◆ **Work required**
List all lines of the data containing the word "JSON".

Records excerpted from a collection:

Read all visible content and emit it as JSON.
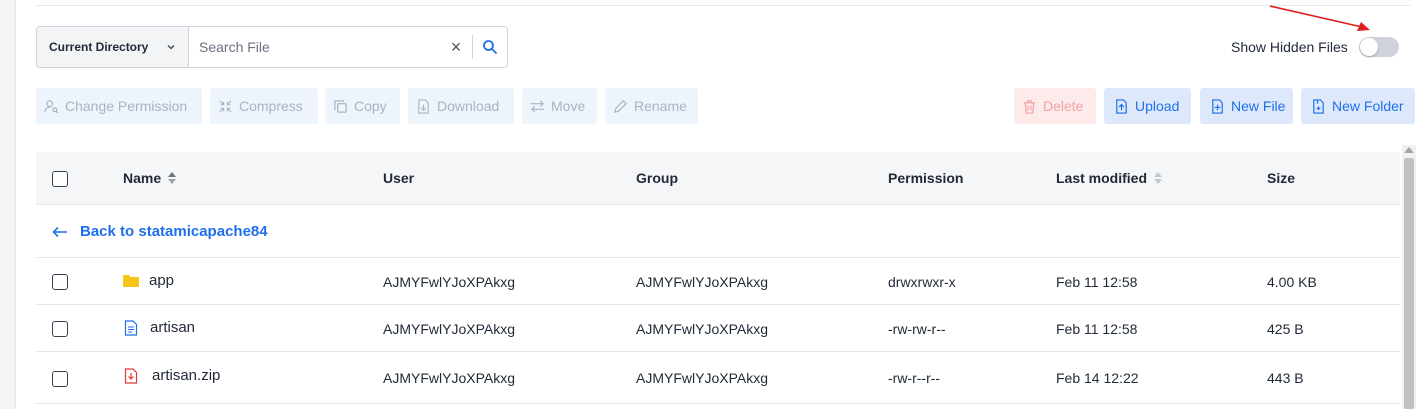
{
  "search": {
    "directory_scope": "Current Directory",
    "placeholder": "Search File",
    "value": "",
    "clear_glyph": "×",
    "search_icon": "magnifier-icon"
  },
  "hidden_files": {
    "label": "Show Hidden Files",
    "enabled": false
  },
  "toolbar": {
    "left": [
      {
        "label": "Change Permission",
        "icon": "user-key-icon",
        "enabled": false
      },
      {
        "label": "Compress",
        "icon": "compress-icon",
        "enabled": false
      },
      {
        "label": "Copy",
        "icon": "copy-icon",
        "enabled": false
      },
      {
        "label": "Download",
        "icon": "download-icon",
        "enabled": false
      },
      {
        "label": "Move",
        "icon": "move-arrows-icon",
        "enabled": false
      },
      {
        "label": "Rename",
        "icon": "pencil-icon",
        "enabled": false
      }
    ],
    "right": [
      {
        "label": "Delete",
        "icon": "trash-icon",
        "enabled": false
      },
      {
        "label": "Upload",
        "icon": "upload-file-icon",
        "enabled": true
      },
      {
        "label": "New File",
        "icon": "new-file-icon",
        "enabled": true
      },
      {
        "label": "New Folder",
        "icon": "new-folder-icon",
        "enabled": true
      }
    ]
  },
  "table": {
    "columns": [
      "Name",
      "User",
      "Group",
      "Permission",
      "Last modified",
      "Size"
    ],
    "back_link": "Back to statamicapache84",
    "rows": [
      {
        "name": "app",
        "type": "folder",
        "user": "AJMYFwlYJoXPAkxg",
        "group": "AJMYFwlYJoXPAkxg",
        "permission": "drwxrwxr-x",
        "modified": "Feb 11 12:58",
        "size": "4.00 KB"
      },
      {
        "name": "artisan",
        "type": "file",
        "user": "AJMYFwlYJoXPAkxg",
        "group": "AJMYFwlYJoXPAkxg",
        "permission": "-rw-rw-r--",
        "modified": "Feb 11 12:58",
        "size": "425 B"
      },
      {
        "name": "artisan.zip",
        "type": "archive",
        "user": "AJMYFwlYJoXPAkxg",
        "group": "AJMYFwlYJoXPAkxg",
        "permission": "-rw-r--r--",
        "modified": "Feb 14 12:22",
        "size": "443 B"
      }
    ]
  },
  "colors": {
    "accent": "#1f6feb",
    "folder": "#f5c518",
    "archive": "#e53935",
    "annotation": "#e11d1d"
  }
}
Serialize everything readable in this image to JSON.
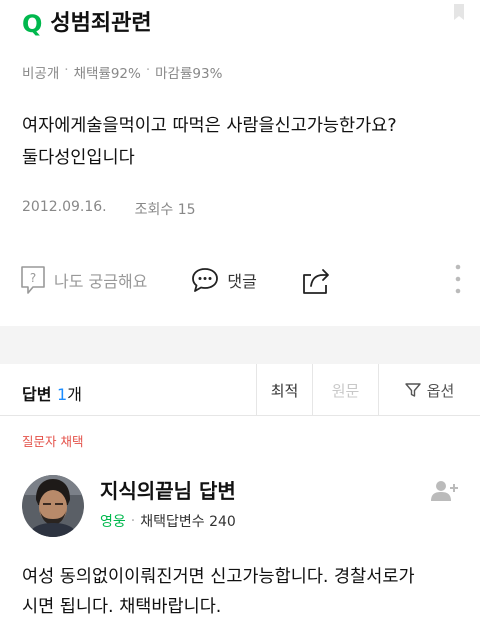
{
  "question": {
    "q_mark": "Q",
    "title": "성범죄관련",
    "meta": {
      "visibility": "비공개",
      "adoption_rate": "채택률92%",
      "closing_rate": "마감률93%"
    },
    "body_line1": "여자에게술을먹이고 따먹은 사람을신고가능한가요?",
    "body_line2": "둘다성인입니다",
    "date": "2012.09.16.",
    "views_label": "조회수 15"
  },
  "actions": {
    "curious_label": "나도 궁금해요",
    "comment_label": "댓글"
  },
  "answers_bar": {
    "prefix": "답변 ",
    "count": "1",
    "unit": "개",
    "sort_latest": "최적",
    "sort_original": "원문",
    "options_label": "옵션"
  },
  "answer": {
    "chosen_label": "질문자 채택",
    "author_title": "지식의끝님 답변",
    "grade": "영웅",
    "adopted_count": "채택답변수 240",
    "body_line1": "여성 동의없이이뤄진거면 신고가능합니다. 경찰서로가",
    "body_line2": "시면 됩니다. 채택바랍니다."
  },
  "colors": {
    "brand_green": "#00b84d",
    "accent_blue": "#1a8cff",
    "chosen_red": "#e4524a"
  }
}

◆ **In response**
Read all visible content and emit it as JSON.
Serialize everything readable in this image to JSON.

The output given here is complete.